# START OF PROVIDED RECORDS

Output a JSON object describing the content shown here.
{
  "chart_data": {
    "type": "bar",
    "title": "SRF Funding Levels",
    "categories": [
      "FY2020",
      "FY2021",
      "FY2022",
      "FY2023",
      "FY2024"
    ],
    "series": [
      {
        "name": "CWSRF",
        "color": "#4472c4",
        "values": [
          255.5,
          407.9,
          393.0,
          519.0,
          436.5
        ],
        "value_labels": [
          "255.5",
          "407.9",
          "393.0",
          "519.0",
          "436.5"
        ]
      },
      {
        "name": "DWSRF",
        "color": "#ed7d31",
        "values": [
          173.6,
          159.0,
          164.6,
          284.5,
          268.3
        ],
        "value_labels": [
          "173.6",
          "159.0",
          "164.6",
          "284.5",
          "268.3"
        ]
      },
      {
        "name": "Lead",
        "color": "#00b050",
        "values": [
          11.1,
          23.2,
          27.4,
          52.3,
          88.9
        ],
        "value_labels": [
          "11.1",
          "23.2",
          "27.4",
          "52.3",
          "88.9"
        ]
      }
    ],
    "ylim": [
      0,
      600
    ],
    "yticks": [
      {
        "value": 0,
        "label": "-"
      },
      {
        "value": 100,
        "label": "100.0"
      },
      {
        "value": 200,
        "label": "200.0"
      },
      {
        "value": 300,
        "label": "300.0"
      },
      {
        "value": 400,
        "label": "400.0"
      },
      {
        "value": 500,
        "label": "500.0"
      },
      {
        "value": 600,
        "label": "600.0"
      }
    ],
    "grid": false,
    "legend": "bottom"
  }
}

# END OF PROVIDED RECORDS

WORK TO BE COMPLETED
Copy out the whole listing exactly; please set it all down.

TASK OUTPUT
Output a JSON object describing the content shown here.
{
  "chart_data": {
    "type": "bar",
    "title": "SRF Funding Levels",
    "categories": [
      "FY2020",
      "FY2021",
      "FY2022",
      "FY2023",
      "FY2024"
    ],
    "series": [
      {
        "name": "CWSRF",
        "color": "#4472c4",
        "values": [
          255.5,
          407.9,
          393.0,
          519.0,
          436.5
        ],
        "value_labels": [
          "255.5",
          "407.9",
          "393.0",
          "519.0",
          "436.5"
        ]
      },
      {
        "name": "DWSRF",
        "color": "#ed7d31",
        "values": [
          173.6,
          159.0,
          164.6,
          284.5,
          268.3
        ],
        "value_labels": [
          "173.6",
          "159.0",
          "164.6",
          "284.5",
          "268.3"
        ]
      },
      {
        "name": "Lead",
        "color": "#00b050",
        "values": [
          11.1,
          23.2,
          27.4,
          52.3,
          88.9
        ],
        "value_labels": [
          "11.1",
          "23.2",
          "27.4",
          "52.3",
          "88.9"
        ]
      }
    ],
    "ylim": [
      0,
      600
    ],
    "yticks": [
      {
        "value": 0,
        "label": "-"
      },
      {
        "value": 100,
        "label": "100.0"
      },
      {
        "value": 200,
        "label": "200.0"
      },
      {
        "value": 300,
        "label": "300.0"
      },
      {
        "value": 400,
        "label": "400.0"
      },
      {
        "value": 500,
        "label": "500.0"
      },
      {
        "value": 600,
        "label": "600.0"
      }
    ],
    "grid": false,
    "legend": "bottom"
  }
}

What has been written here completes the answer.